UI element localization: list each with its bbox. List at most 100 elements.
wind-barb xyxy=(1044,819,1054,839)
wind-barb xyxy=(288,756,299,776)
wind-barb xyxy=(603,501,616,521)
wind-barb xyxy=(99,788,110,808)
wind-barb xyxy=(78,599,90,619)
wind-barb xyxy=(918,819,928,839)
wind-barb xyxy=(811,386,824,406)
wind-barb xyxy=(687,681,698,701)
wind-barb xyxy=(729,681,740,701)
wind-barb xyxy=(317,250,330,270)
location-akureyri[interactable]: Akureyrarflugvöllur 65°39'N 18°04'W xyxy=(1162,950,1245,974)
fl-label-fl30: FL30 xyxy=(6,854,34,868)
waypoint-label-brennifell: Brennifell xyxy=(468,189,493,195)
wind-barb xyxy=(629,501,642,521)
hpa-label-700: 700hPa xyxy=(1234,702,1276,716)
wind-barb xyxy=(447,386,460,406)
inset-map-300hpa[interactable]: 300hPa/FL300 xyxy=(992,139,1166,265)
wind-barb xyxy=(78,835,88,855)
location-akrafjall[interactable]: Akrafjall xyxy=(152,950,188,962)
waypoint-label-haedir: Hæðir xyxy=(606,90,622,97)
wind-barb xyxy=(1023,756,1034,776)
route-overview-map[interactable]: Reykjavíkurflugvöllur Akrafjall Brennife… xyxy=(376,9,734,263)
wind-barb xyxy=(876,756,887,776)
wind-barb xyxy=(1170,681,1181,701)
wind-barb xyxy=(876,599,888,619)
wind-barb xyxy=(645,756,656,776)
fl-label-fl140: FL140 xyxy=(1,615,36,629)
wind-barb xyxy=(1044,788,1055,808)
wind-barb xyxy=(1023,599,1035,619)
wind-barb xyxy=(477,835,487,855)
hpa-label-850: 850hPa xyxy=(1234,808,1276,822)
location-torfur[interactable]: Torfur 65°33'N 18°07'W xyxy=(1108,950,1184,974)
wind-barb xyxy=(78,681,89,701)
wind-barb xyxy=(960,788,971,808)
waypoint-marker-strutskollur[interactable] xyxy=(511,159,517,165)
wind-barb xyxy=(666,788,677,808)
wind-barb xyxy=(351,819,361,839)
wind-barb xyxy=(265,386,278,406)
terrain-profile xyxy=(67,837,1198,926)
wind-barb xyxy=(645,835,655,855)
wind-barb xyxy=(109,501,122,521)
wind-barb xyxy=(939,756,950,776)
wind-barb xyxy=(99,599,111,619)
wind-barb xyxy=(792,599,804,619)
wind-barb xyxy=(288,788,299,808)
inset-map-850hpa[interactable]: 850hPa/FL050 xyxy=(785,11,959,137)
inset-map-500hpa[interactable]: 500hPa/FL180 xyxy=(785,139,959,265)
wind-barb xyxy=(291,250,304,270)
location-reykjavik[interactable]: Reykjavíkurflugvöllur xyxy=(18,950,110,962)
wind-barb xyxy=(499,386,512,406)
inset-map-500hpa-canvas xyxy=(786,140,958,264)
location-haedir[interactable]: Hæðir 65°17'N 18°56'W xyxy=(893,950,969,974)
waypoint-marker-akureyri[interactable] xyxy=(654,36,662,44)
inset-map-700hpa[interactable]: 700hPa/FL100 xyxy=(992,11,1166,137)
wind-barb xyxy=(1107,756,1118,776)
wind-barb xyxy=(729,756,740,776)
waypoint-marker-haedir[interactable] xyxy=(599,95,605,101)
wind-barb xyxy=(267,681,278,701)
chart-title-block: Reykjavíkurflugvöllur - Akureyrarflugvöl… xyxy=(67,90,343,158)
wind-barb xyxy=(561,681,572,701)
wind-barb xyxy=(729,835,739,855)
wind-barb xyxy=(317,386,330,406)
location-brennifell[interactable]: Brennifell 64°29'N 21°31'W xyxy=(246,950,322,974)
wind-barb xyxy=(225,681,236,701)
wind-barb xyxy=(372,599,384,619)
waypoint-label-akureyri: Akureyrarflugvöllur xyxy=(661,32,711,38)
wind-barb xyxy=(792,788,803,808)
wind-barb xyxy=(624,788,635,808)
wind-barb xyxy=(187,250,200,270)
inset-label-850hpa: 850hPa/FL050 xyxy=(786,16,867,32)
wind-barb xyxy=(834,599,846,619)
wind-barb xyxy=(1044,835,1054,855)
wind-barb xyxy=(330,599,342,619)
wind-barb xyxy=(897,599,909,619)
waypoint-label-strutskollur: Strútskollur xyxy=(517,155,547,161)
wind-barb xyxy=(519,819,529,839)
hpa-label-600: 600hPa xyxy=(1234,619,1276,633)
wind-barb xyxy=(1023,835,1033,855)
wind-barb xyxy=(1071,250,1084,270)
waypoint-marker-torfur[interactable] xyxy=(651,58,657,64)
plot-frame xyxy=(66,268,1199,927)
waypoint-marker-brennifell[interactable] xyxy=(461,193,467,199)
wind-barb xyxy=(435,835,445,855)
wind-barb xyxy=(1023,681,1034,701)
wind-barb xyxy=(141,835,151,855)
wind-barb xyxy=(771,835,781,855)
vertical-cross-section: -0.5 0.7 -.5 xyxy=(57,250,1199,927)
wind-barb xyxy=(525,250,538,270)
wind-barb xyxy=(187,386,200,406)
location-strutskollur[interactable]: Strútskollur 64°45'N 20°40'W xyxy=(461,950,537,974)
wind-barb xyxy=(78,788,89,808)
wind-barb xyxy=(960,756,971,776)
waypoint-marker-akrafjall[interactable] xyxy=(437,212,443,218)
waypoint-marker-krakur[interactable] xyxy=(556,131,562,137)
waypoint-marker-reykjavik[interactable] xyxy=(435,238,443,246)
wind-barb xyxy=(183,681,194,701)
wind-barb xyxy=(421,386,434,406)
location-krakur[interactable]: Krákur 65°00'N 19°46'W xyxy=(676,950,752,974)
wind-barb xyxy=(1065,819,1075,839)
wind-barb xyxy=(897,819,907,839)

* _Description of the task_: Output every line above as a Markdown table with two columns, Row and Line text. Number the rows in order and skip any blank lines.

* _Output for this task_:
| Row | Line text |
|---|---|
| 1 | UI element localization: list each with its bbox. List at most 100 elements. |
| 2 | wind-barb xyxy=(1044,819,1054,839) |
| 3 | wind-barb xyxy=(288,756,299,776) |
| 4 | wind-barb xyxy=(603,501,616,521) |
| 5 | wind-barb xyxy=(99,788,110,808) |
| 6 | wind-barb xyxy=(78,599,90,619) |
| 7 | wind-barb xyxy=(918,819,928,839) |
| 8 | wind-barb xyxy=(811,386,824,406) |
| 9 | wind-barb xyxy=(687,681,698,701) |
| 10 | wind-barb xyxy=(729,681,740,701) |
| 11 | wind-barb xyxy=(317,250,330,270) |
| 12 | location-akureyri[interactable]: Akureyrarflugvöllur 65°39'N 18°04'W xyxy=(1162,950,1245,974) |
| 13 | fl-label-fl30: FL30 xyxy=(6,854,34,868) |
| 14 | waypoint-label-brennifell: Brennifell xyxy=(468,189,493,195) |
| 15 | wind-barb xyxy=(629,501,642,521) |
| 16 | hpa-label-700: 700hPa xyxy=(1234,702,1276,716) |
| 17 | wind-barb xyxy=(447,386,460,406) |
| 18 | inset-map-300hpa[interactable]: 300hPa/FL300 xyxy=(992,139,1166,265) |
| 19 | wind-barb xyxy=(78,835,88,855) |
| 20 | location-akrafjall[interactable]: Akrafjall xyxy=(152,950,188,962) |
| 21 | waypoint-label-haedir: Hæðir xyxy=(606,90,622,97) |
| 22 | wind-barb xyxy=(1023,756,1034,776) |
| 23 | route-overview-map[interactable]: Reykjavíkurflugvöllur Akrafjall Brennife… xyxy=(376,9,734,263) |
| 24 | wind-barb xyxy=(876,756,887,776) |
| 25 | wind-barb xyxy=(1170,681,1181,701) |
| 26 | wind-barb xyxy=(876,599,888,619) |
| 27 | wind-barb xyxy=(645,756,656,776) |
| 28 | fl-label-fl140: FL140 xyxy=(1,615,36,629) |
| 29 | wind-barb xyxy=(1044,788,1055,808) |
| 30 | wind-barb xyxy=(1023,599,1035,619) |
| 31 | wind-barb xyxy=(477,835,487,855) |
| 32 | hpa-label-850: 850hPa xyxy=(1234,808,1276,822) |
| 33 | location-torfur[interactable]: Torfur 65°33'N 18°07'W xyxy=(1108,950,1184,974) |
| 34 | wind-barb xyxy=(78,681,89,701) |
| 35 | wind-barb xyxy=(960,788,971,808) |
| 36 | waypoint-marker-strutskollur[interactable] xyxy=(511,159,517,165) |
| 37 | wind-barb xyxy=(666,788,677,808) |
| 38 | wind-barb xyxy=(351,819,361,839) |
| 39 | wind-barb xyxy=(265,386,278,406) |
| 40 | terrain-profile xyxy=(67,837,1198,926) |
| 41 | wind-barb xyxy=(645,835,655,855) |
| 42 | wind-barb xyxy=(109,501,122,521) |
| 43 | wind-barb xyxy=(939,756,950,776) |
| 44 | wind-barb xyxy=(99,599,111,619) |
| 45 | wind-barb xyxy=(792,599,804,619) |
| 46 | wind-barb xyxy=(288,788,299,808) |
| 47 | inset-map-850hpa[interactable]: 850hPa/FL050 xyxy=(785,11,959,137) |
| 48 | inset-map-500hpa[interactable]: 500hPa/FL180 xyxy=(785,139,959,265) |
| 49 | wind-barb xyxy=(291,250,304,270) |
| 50 | location-reykjavik[interactable]: Reykjavíkurflugvöllur xyxy=(18,950,110,962) |
| 51 | wind-barb xyxy=(499,386,512,406) |
| 52 | inset-map-500hpa-canvas xyxy=(786,140,958,264) |
| 53 | location-haedir[interactable]: Hæðir 65°17'N 18°56'W xyxy=(893,950,969,974) |
| 54 | waypoint-marker-akureyri[interactable] xyxy=(654,36,662,44) |
| 55 | inset-map-700hpa[interactable]: 700hPa/FL100 xyxy=(992,11,1166,137) |
| 56 | wind-barb xyxy=(1107,756,1118,776) |
| 57 | wind-barb xyxy=(729,756,740,776) |
| 58 | waypoint-marker-haedir[interactable] xyxy=(599,95,605,101) |
| 59 | wind-barb xyxy=(267,681,278,701) |
| 60 | chart-title-block: Reykjavíkurflugvöllur - Akureyrarflugvöl… xyxy=(67,90,343,158) |
| 61 | wind-barb xyxy=(561,681,572,701) |
| 62 | wind-barb xyxy=(729,835,739,855) |
| 63 | wind-barb xyxy=(317,386,330,406) |
| 64 | location-brennifell[interactable]: Brennifell 64°29'N 21°31'W xyxy=(246,950,322,974) |
| 65 | wind-barb xyxy=(225,681,236,701) |
| 66 | wind-barb xyxy=(372,599,384,619) |
| 67 | waypoint-label-akureyri: Akureyrarflugvöllur xyxy=(661,32,711,38) |
| 68 | wind-barb xyxy=(792,788,803,808) |
| 69 | wind-barb xyxy=(624,788,635,808) |
| 70 | wind-barb xyxy=(187,250,200,270) |
| 71 | inset-label-850hpa: 850hPa/FL050 xyxy=(786,16,867,32) |
| 72 | wind-barb xyxy=(834,599,846,619) |
| 73 | wind-barb xyxy=(1044,835,1054,855) |
| 74 | wind-barb xyxy=(330,599,342,619) |
| 75 | wind-barb xyxy=(897,599,909,619) |
| 76 | waypoint-label-strutskollur: Strútskollur xyxy=(517,155,547,161) |
| 77 | wind-barb xyxy=(519,819,529,839) |
| 78 | hpa-label-600: 600hPa xyxy=(1234,619,1276,633) |
| 79 | wind-barb xyxy=(1023,835,1033,855) |
| 80 | wind-barb xyxy=(1071,250,1084,270) |
| 81 | waypoint-marker-torfur[interactable] xyxy=(651,58,657,64) |
| 82 | plot-frame xyxy=(66,268,1199,927) |
| 83 | waypoint-marker-brennifell[interactable] xyxy=(461,193,467,199) |
| 84 | wind-barb xyxy=(435,835,445,855) |
| 85 | wind-barb xyxy=(1023,681,1034,701) |
| 86 | wind-barb xyxy=(141,835,151,855) |
| 87 | wind-barb xyxy=(771,835,781,855) |
| 88 | vertical-cross-section: -0.5 0.7 -.5 xyxy=(57,250,1199,927) |
| 89 | wind-barb xyxy=(525,250,538,270) |
| 90 | wind-barb xyxy=(187,386,200,406) |
| 91 | location-strutskollur[interactable]: Strútskollur 64°45'N 20°40'W xyxy=(461,950,537,974) |
| 92 | wind-barb xyxy=(78,788,89,808) |
| 93 | wind-barb xyxy=(960,756,971,776) |
| 94 | waypoint-marker-akrafjall[interactable] xyxy=(437,212,443,218) |
| 95 | waypoint-marker-krakur[interactable] xyxy=(556,131,562,137) |
| 96 | waypoint-marker-reykjavik[interactable] xyxy=(435,238,443,246) |
| 97 | wind-barb xyxy=(183,681,194,701) |
| 98 | wind-barb xyxy=(421,386,434,406) |
| 99 | location-krakur[interactable]: Krákur 65°00'N 19°46'W xyxy=(676,950,752,974) |
| 100 | wind-barb xyxy=(1065,819,1075,839) |
| 101 | wind-barb xyxy=(897,819,907,839) |